**Exercise:**
Set down each line of the material that follows, exactly, with no pictures.

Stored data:
───
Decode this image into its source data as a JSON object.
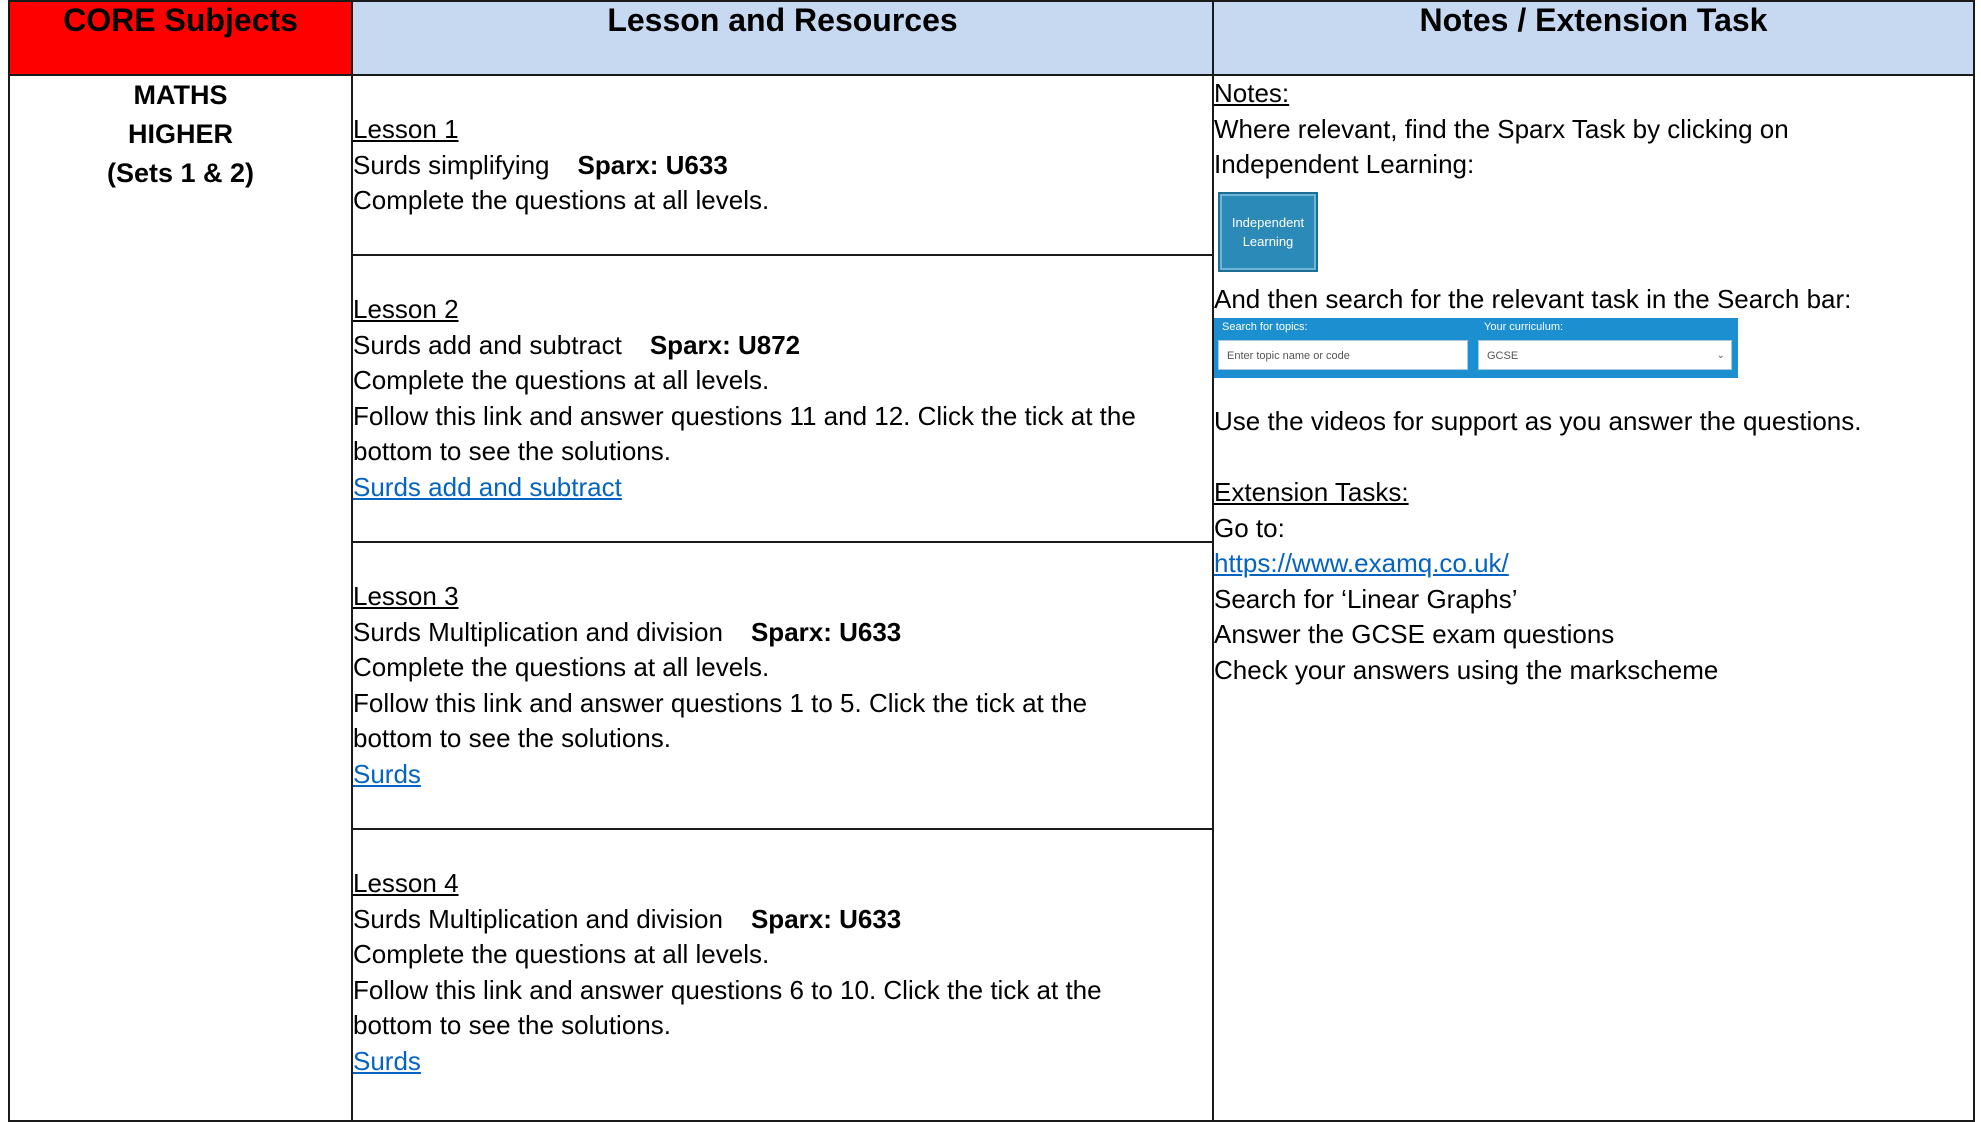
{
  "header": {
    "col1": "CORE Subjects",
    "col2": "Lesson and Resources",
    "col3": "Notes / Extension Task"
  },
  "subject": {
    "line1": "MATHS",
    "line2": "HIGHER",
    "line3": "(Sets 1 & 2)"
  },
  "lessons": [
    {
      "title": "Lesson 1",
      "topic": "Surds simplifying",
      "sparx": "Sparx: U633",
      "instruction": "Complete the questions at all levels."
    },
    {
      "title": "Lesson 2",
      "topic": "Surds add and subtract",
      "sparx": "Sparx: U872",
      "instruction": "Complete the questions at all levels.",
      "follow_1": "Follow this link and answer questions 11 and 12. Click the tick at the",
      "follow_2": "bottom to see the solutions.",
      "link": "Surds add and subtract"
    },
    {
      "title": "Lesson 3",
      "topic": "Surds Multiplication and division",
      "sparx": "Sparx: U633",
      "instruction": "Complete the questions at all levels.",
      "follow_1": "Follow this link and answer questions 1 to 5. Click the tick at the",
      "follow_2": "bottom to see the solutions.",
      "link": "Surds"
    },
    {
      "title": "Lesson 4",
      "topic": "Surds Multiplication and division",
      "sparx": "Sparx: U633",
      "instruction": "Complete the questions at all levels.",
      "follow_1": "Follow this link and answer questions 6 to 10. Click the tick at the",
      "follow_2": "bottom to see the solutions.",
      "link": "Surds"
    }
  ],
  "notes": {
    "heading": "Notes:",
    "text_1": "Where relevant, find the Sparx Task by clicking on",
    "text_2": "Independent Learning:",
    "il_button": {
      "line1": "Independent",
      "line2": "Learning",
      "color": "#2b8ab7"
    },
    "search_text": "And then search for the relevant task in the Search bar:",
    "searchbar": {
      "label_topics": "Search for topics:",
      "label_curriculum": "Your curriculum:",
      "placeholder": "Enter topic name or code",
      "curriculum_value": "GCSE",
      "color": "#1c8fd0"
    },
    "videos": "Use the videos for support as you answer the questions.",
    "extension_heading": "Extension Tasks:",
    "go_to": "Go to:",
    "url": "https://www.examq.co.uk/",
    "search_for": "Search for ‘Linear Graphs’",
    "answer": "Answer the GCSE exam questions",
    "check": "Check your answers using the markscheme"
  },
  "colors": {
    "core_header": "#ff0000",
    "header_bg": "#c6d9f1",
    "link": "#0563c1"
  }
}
───
**Response to this task:**
Decode this image into its source data as a JSON object.
{
  "header": {
    "col1": "CORE Subjects",
    "col2": "Lesson and Resources",
    "col3": "Notes / Extension Task"
  },
  "subject": {
    "line1": "MATHS",
    "line2": "HIGHER",
    "line3": "(Sets 1 & 2)"
  },
  "lessons": [
    {
      "title": "Lesson 1",
      "topic": "Surds simplifying",
      "sparx": "Sparx: U633",
      "instruction": "Complete the questions at all levels."
    },
    {
      "title": "Lesson 2",
      "topic": "Surds add and subtract",
      "sparx": "Sparx: U872",
      "instruction": "Complete the questions at all levels.",
      "follow_1": "Follow this link and answer questions 11 and 12. Click the tick at the",
      "follow_2": "bottom to see the solutions.",
      "link": "Surds add and subtract"
    },
    {
      "title": "Lesson 3",
      "topic": "Surds Multiplication and division",
      "sparx": "Sparx: U633",
      "instruction": "Complete the questions at all levels.",
      "follow_1": "Follow this link and answer questions 1 to 5. Click the tick at the",
      "follow_2": "bottom to see the solutions.",
      "link": "Surds"
    },
    {
      "title": "Lesson 4",
      "topic": "Surds Multiplication and division",
      "sparx": "Sparx: U633",
      "instruction": "Complete the questions at all levels.",
      "follow_1": "Follow this link and answer questions 6 to 10. Click the tick at the",
      "follow_2": "bottom to see the solutions.",
      "link": "Surds"
    }
  ],
  "notes": {
    "heading": "Notes:",
    "text_1": "Where relevant, find the Sparx Task by clicking on",
    "text_2": "Independent Learning:",
    "il_button": {
      "line1": "Independent",
      "line2": "Learning",
      "color": "#2b8ab7"
    },
    "search_text": "And then search for the relevant task in the Search bar:",
    "searchbar": {
      "label_topics": "Search for topics:",
      "label_curriculum": "Your curriculum:",
      "placeholder": "Enter topic name or code",
      "curriculum_value": "GCSE",
      "color": "#1c8fd0"
    },
    "videos": "Use the videos for support as you answer the questions.",
    "extension_heading": "Extension Tasks:",
    "go_to": "Go to:",
    "url": "https://www.examq.co.uk/",
    "search_for": "Search for ‘Linear Graphs’",
    "answer": "Answer the GCSE exam questions",
    "check": "Check your answers using the markscheme"
  },
  "colors": {
    "core_header": "#ff0000",
    "header_bg": "#c6d9f1",
    "link": "#0563c1"
  }
}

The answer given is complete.